§ BRIEF 1: In the patent disclosure text, why may the scope of the disclosure also be defined by the claims and their equivalents?

While this disclosure includes specific examples, it will be apparent after an understanding of the disclosure of this application that various changes in form and details may be made in these examples without departing from the spirit and scope of the claims and their equivalents. The examples described herein are to be considered in a descriptive sense only, and not for purposes of limitation. Descriptions of features or aspects in each example are to be considered as being applicable to similar features or aspects in other examples. Suitable results may be achieved if the described techniques are performed in a different order, and/or if components in a described system, architecture, device, or circuit are combined in a different manner, and/or replaced or supplemented by other components or their equivalents.

Therefore, in addition to the above disclosure, the scope of the disclosure may also be defined by the claims and their equivalents, and all variations within the scope of the claims and their equivalents are to be construed as being included in the disclosure.

Claims

1. An electronic device, comprising:

one or more processors;

a memory storing instructions configured to, when executed by the one or more processors, cause the one or more processors to: implement a machine learning-based conditional generative model configured to reconstruct target data from latent vectors, the conditional generative model trained based on an existing dataset for a target task; determine an extrapolation weight; generate an augmented latent vector and augmented condition data by extrapolating, based on the extrapolation weight, from a latent vector corresponding to the existing dataset and from existing condition data corresponding to the existing dataset; and generate a new dataset comprising augmented target data generated by the conditional generative model based on the augmented condition data and based on the augmented latent vector.

2. The electronic device of claim 1, wherein the instructions are further configured to cause the one or more processors to:

generate a plurality of existing latent vectors from a plurality of pieces of existing target data of the existing dataset based on an encoder model portion of the conditional generative model.

3. The electronic device of claim 2, wherein the instructions are further configured to cause the one or more processors to:

apply the extrapolation weight to each of the existing latent vectors and corresponding existing condition data;

generate the augmented latent vector through a weighted sum of an extrapolation weight of the existing latent vectors; and

generate the augmented condition data through a weighted sum of an extrapolation weight of the existing condition data.

4. The electronic device of claim 1, wherein the augmented target data is out-of-distribution with respect to a data space defined by the existing dataset.

5. The electronic device of claim 1, wherein the instructions are further configured to cause the one or more processors to:

update the augmented condition data based on the augmented latent vector and the augmented target data.

§ DATA RECORDS:
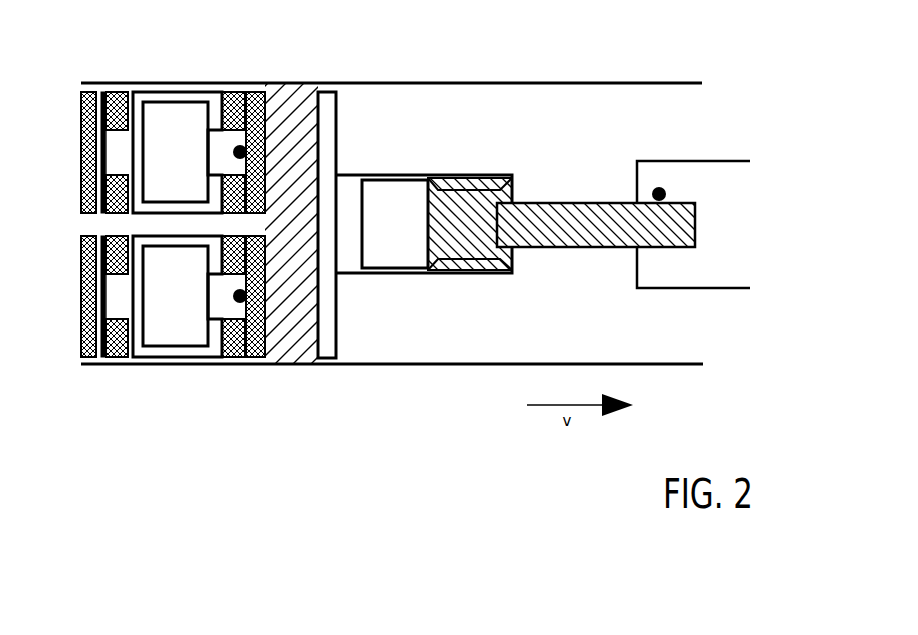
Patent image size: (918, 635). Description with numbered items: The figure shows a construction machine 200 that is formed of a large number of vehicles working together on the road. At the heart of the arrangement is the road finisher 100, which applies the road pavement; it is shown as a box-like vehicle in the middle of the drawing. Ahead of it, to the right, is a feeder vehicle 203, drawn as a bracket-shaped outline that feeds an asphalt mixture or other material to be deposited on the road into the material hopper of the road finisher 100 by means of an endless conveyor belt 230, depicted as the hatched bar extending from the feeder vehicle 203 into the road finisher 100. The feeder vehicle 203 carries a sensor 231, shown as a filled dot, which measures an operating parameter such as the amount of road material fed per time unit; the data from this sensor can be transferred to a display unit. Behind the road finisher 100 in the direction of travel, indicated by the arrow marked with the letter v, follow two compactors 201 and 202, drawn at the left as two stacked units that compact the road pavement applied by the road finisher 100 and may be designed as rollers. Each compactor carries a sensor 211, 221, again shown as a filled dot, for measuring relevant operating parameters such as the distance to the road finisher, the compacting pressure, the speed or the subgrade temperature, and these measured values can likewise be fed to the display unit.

The construction machine 200 is at (619, 63).
The compactor 201 is at (188, 358).
The compactor 202 is at (183, 95).
The sensor 211 is at (246, 297).
The sensor 221 is at (271, 130).
The road finisher 100 is at (469, 275).
The endless conveyor belt 230 is at (567, 203).
The sensor 231 is at (662, 190).
The feeder vehicle 203 is at (723, 169).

§ BRIEF 2: Repeat the lines of the records from the start through the line that contains "The compactor 201 is at (188, 358).", including both ends, and leave the pictures out of your answer.

§ WORKED ANSWER 1: The examples may be changed in form and details without departing from the spirit and scope of the claims and their equivalents. Suitable results may also be achieved if the techniques are performed in a different order, or if components are combined differently or replaced or supplemented by other components or their equivalents.

§ WORKED ANSWER 2:
Patent image size: (918, 635). Description with numbered items: The figure shows a construction machine 200 that is formed of a large number of vehicles working together on the road. At the heart of the arrangement is the road finisher 100, which applies the road pavement; it is shown as a box-like vehicle in the middle of the drawing. Ahead of it, to the right, is a feeder vehicle 203, drawn as a bracket-shaped outline that feeds an asphalt mixture or other material to be deposited on the road into the material hopper of the road finisher 100 by means of an endless conveyor belt 230, depicted as the hatched bar extending from the feeder vehicle 203 into the road finisher 100. The feeder vehicle 203 carries a sensor 231, shown as a filled dot, which measures an operating parameter such as the amount of road material fed per time unit; the data from this sensor can be transferred to a display unit. Behind the road finisher 100 in the direction of travel, indicated by the arrow marked with the letter v, follow two compactors 201 and 202, drawn at the left as two stacked units that compact the road pavement applied by the road finisher 100 and may be designed as rollers. Each compactor carries a sensor 211, 221, again shown as a filled dot, for measuring relevant operating parameters such as the distance to the road finisher, the compacting pressure, the speed or the subgrade temperature, and these measured values can likewise be fed to the display unit.

The construction machine 200 is at (619, 63).
The compactor 201 is at (188, 358).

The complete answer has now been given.